Region boundary data
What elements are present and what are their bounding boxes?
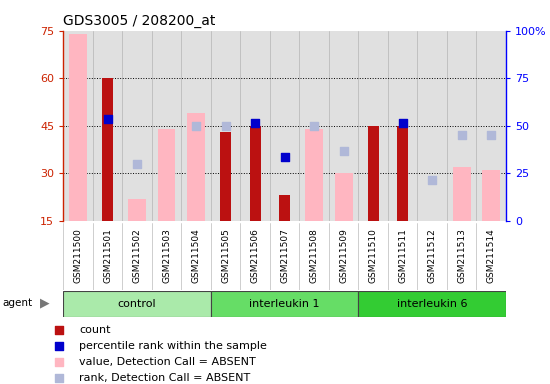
Bar	[397, 126, 408, 221]
Point	[191, 123, 200, 129]
Bar	[417, 31, 447, 221]
Bar	[329, 31, 359, 221]
Text: ▶: ▶	[40, 297, 49, 310]
Bar	[211, 291, 359, 317]
Text: interleukin 6: interleukin 6	[397, 299, 468, 309]
Text: GSM211513: GSM211513	[457, 228, 466, 283]
Bar	[279, 195, 290, 221]
Point	[431, 4, 439, 10]
Bar	[69, 34, 87, 221]
Bar	[270, 31, 299, 221]
Bar	[240, 31, 270, 221]
Text: interleukin 1: interleukin 1	[249, 299, 320, 309]
Text: GSM211504: GSM211504	[191, 228, 201, 283]
Bar	[63, 31, 93, 221]
Point	[431, 148, 439, 154]
Point	[428, 177, 437, 183]
Text: value, Detection Call = ABSENT: value, Detection Call = ABSENT	[79, 357, 256, 367]
Bar	[367, 126, 379, 221]
Bar	[220, 132, 231, 221]
Bar	[158, 129, 175, 221]
Text: GSM211501: GSM211501	[103, 228, 112, 283]
Bar	[424, 221, 441, 224]
Point	[431, 292, 439, 298]
Text: GSM211508: GSM211508	[310, 228, 318, 283]
Text: percentile rank within the sample: percentile rank within the sample	[79, 341, 267, 351]
Text: GSM211507: GSM211507	[280, 228, 289, 283]
Point	[457, 132, 466, 138]
Bar	[447, 31, 476, 221]
Point	[251, 119, 260, 126]
Text: GSM211510: GSM211510	[368, 228, 378, 283]
Bar	[335, 173, 353, 221]
Bar	[122, 31, 152, 221]
Bar	[359, 31, 388, 221]
Text: GSM211500: GSM211500	[74, 228, 82, 283]
Text: GSM211512: GSM211512	[428, 228, 437, 283]
Bar	[128, 199, 146, 221]
Text: GSM211502: GSM211502	[133, 228, 141, 283]
Bar	[388, 31, 417, 221]
Bar	[453, 167, 471, 221]
Text: control: control	[118, 299, 156, 309]
Text: agent: agent	[3, 298, 33, 308]
Bar	[482, 170, 500, 221]
Bar	[102, 78, 113, 221]
Bar	[211, 31, 240, 221]
Bar	[187, 113, 205, 221]
Bar	[93, 31, 122, 221]
Text: GSM211505: GSM211505	[221, 228, 230, 283]
Text: GSM211511: GSM211511	[398, 228, 407, 283]
Text: GDS3005 / 208200_at: GDS3005 / 208200_at	[63, 14, 216, 28]
Bar	[299, 31, 329, 221]
Bar	[63, 291, 211, 317]
Text: count: count	[79, 325, 111, 335]
Bar	[182, 31, 211, 221]
Point	[398, 119, 407, 126]
Text: GSM211509: GSM211509	[339, 228, 348, 283]
Bar	[152, 31, 182, 221]
Point	[280, 154, 289, 161]
Point	[133, 161, 141, 167]
Text: rank, Detection Call = ABSENT: rank, Detection Call = ABSENT	[79, 372, 251, 383]
Text: GSM211506: GSM211506	[251, 228, 260, 283]
Bar	[305, 129, 323, 221]
Point	[339, 148, 348, 154]
Bar	[250, 126, 261, 221]
Text: GSM211503: GSM211503	[162, 228, 171, 283]
Point	[103, 116, 112, 122]
Bar	[476, 31, 506, 221]
Text: GSM211514: GSM211514	[487, 228, 496, 283]
Point	[221, 123, 230, 129]
Point	[310, 123, 318, 129]
Point	[487, 132, 496, 138]
Bar	[359, 291, 506, 317]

WRITTEN INSTRUCTION:
Duplicate every line of the material above, leaving out the picture.

SOLVED EXERCISE:
What elements are present and what are their bounding boxes?
Bar	[397, 126, 408, 221]
Point	[191, 123, 200, 129]
Bar	[417, 31, 447, 221]
Bar	[329, 31, 359, 221]
Text: ▶: ▶	[40, 297, 49, 310]
Bar	[211, 291, 359, 317]
Text: interleukin 6: interleukin 6	[397, 299, 468, 309]
Text: GSM211513: GSM211513	[457, 228, 466, 283]
Bar	[279, 195, 290, 221]
Point	[431, 4, 439, 10]
Bar	[69, 34, 87, 221]
Bar	[270, 31, 299, 221]
Bar	[240, 31, 270, 221]
Text: interleukin 1: interleukin 1	[249, 299, 320, 309]
Text: GSM211504: GSM211504	[191, 228, 201, 283]
Bar	[63, 31, 93, 221]
Point	[431, 148, 439, 154]
Point	[428, 177, 437, 183]
Text: value, Detection Call = ABSENT: value, Detection Call = ABSENT	[79, 357, 256, 367]
Bar	[367, 126, 379, 221]
Bar	[220, 132, 231, 221]
Bar	[158, 129, 175, 221]
Text: GSM211501: GSM211501	[103, 228, 112, 283]
Bar	[424, 221, 441, 224]
Point	[431, 292, 439, 298]
Text: GSM211508: GSM211508	[310, 228, 318, 283]
Text: percentile rank within the sample: percentile rank within the sample	[79, 341, 267, 351]
Text: GSM211507: GSM211507	[280, 228, 289, 283]
Point	[457, 132, 466, 138]
Bar	[447, 31, 476, 221]
Point	[251, 119, 260, 126]
Text: GSM211510: GSM211510	[368, 228, 378, 283]
Bar	[335, 173, 353, 221]
Bar	[122, 31, 152, 221]
Bar	[359, 31, 388, 221]
Text: GSM211500: GSM211500	[74, 228, 82, 283]
Text: GSM211512: GSM211512	[428, 228, 437, 283]
Bar	[128, 199, 146, 221]
Text: GSM211502: GSM211502	[133, 228, 141, 283]
Bar	[388, 31, 417, 221]
Bar	[453, 167, 471, 221]
Text: control: control	[118, 299, 156, 309]
Text: agent: agent	[3, 298, 33, 308]
Bar	[482, 170, 500, 221]
Bar	[102, 78, 113, 221]
Bar	[211, 31, 240, 221]
Bar	[187, 113, 205, 221]
Bar	[93, 31, 122, 221]
Text: GSM211505: GSM211505	[221, 228, 230, 283]
Text: GSM211511: GSM211511	[398, 228, 407, 283]
Text: GDS3005 / 208200_at: GDS3005 / 208200_at	[63, 14, 216, 28]
Bar	[299, 31, 329, 221]
Bar	[63, 291, 211, 317]
Text: count: count	[79, 325, 111, 335]
Bar	[182, 31, 211, 221]
Point	[398, 119, 407, 126]
Text: GSM211509: GSM211509	[339, 228, 348, 283]
Bar	[152, 31, 182, 221]
Point	[280, 154, 289, 161]
Point	[133, 161, 141, 167]
Text: rank, Detection Call = ABSENT: rank, Detection Call = ABSENT	[79, 372, 251, 383]
Text: GSM211506: GSM211506	[251, 228, 260, 283]
Bar	[305, 129, 323, 221]
Point	[339, 148, 348, 154]
Bar	[250, 126, 261, 221]
Text: GSM211503: GSM211503	[162, 228, 171, 283]
Point	[103, 116, 112, 122]
Bar	[476, 31, 506, 221]
Text: GSM211514: GSM211514	[487, 228, 496, 283]
Point	[221, 123, 230, 129]
Point	[310, 123, 318, 129]
Point	[487, 132, 496, 138]
Bar	[359, 291, 506, 317]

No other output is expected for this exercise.